▶ **REQUIREMENTS**: Collect every line in the records below that contains the word "occupational".
======== STORED ROWS
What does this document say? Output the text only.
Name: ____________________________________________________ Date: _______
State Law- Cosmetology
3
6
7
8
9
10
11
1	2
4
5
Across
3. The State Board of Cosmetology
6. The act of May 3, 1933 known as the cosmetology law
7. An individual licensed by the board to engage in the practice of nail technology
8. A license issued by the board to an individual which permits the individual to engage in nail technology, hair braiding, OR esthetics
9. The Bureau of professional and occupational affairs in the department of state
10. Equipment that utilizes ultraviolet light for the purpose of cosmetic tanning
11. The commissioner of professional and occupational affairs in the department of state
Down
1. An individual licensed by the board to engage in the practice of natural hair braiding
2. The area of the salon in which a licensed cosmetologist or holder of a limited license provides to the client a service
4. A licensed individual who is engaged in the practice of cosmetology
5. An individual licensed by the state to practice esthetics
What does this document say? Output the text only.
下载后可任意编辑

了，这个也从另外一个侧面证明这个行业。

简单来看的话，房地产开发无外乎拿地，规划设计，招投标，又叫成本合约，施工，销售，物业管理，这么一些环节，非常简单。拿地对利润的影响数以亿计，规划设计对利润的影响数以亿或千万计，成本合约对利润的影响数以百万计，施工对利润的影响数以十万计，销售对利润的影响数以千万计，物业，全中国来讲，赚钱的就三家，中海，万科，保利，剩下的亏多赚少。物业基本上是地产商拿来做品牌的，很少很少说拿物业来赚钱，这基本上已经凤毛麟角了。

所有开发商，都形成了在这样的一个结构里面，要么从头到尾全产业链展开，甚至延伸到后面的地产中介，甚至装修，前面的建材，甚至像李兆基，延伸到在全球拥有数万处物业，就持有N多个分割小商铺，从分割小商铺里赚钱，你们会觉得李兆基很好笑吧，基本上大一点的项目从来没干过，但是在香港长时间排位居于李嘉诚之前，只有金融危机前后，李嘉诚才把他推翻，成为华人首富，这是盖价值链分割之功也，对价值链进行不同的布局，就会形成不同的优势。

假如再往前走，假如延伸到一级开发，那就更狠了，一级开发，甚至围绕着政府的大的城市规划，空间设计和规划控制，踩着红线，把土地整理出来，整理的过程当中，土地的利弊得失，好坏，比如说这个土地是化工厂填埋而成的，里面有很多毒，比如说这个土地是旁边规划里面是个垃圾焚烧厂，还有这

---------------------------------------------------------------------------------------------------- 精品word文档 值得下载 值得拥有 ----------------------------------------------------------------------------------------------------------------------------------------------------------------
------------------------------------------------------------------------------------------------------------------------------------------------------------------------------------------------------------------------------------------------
================
▶ **COMPLETED EXERCISE**:
9. The Bureau of professional and occupational affairs in the department of state
11. The commissioner of professional and occupational affairs in the department of state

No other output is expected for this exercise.